#### Data for processing:
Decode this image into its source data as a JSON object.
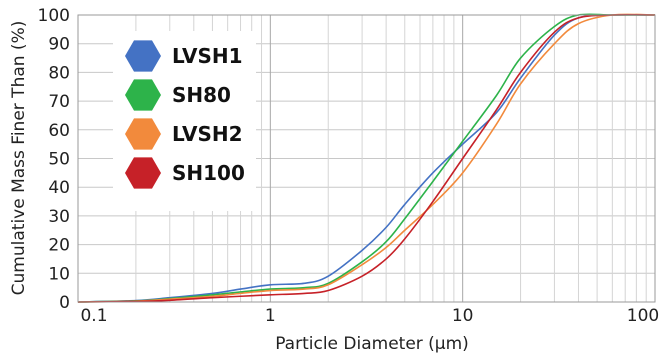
{
  "chart_data": {
    "type": "line",
    "xlabel": "Particle Diameter (µm)",
    "ylabel": "Cumulative Mass Finer Than (%)",
    "xscale": "log",
    "xlim": [
      0.1,
      100
    ],
    "ylim": [
      0,
      100
    ],
    "grid": true,
    "legend_position": "top-left",
    "x_ticks": [
      "0.1",
      "1",
      "10",
      "100"
    ],
    "y_ticks": [
      "0",
      "10",
      "20",
      "30",
      "40",
      "50",
      "60",
      "70",
      "80",
      "90",
      "100"
    ],
    "series": [
      {
        "name": "LVSH1",
        "color": "#4472C4",
        "x": [
          0.1,
          0.2,
          0.3,
          0.5,
          0.7,
          1,
          1.5,
          2,
          3,
          4,
          5,
          7,
          10,
          15,
          20,
          30,
          40,
          60,
          100
        ],
        "y": [
          0,
          0.5,
          1.5,
          3,
          4.5,
          6,
          6.5,
          9,
          18,
          26,
          34,
          45,
          55,
          66,
          78,
          93,
          99,
          100,
          100
        ]
      },
      {
        "name": "SH80",
        "color": "#2DB34A",
        "x": [
          0.1,
          0.2,
          0.3,
          0.5,
          0.7,
          1,
          1.5,
          2,
          3,
          4,
          5,
          7,
          10,
          15,
          20,
          30,
          40,
          60,
          100
        ],
        "y": [
          0,
          0.4,
          1.2,
          2.5,
          3.5,
          4.5,
          5,
          6.5,
          14,
          21,
          29,
          42,
          56,
          72,
          85,
          96,
          100,
          100,
          100
        ]
      },
      {
        "name": "LVSH2",
        "color": "#F28A3C",
        "x": [
          0.1,
          0.2,
          0.3,
          0.5,
          0.7,
          1,
          1.5,
          2,
          3,
          4,
          5,
          7,
          10,
          15,
          20,
          30,
          40,
          60,
          100
        ],
        "y": [
          0,
          0.3,
          1,
          2,
          3,
          4,
          4.5,
          6,
          13,
          19,
          25,
          34,
          45,
          62,
          76,
          90,
          97,
          100,
          100
        ]
      },
      {
        "name": "SH100",
        "color": "#C62128",
        "x": [
          0.1,
          0.2,
          0.3,
          0.5,
          0.7,
          1,
          1.5,
          2,
          3,
          4,
          5,
          7,
          10,
          15,
          20,
          30,
          40,
          60,
          100
        ],
        "y": [
          0,
          0.2,
          0.6,
          1.5,
          2,
          2.5,
          3,
          4,
          9,
          15,
          22,
          35,
          50,
          67,
          80,
          94,
          99,
          100,
          100
        ]
      }
    ]
  }
}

#### Written task:
Extract every line from the records above that contains the word "name".

#### Exercise response:
        "name": "LVSH1",
        "name": "SH80",
        "name": "LVSH2",
        "name": "SH100",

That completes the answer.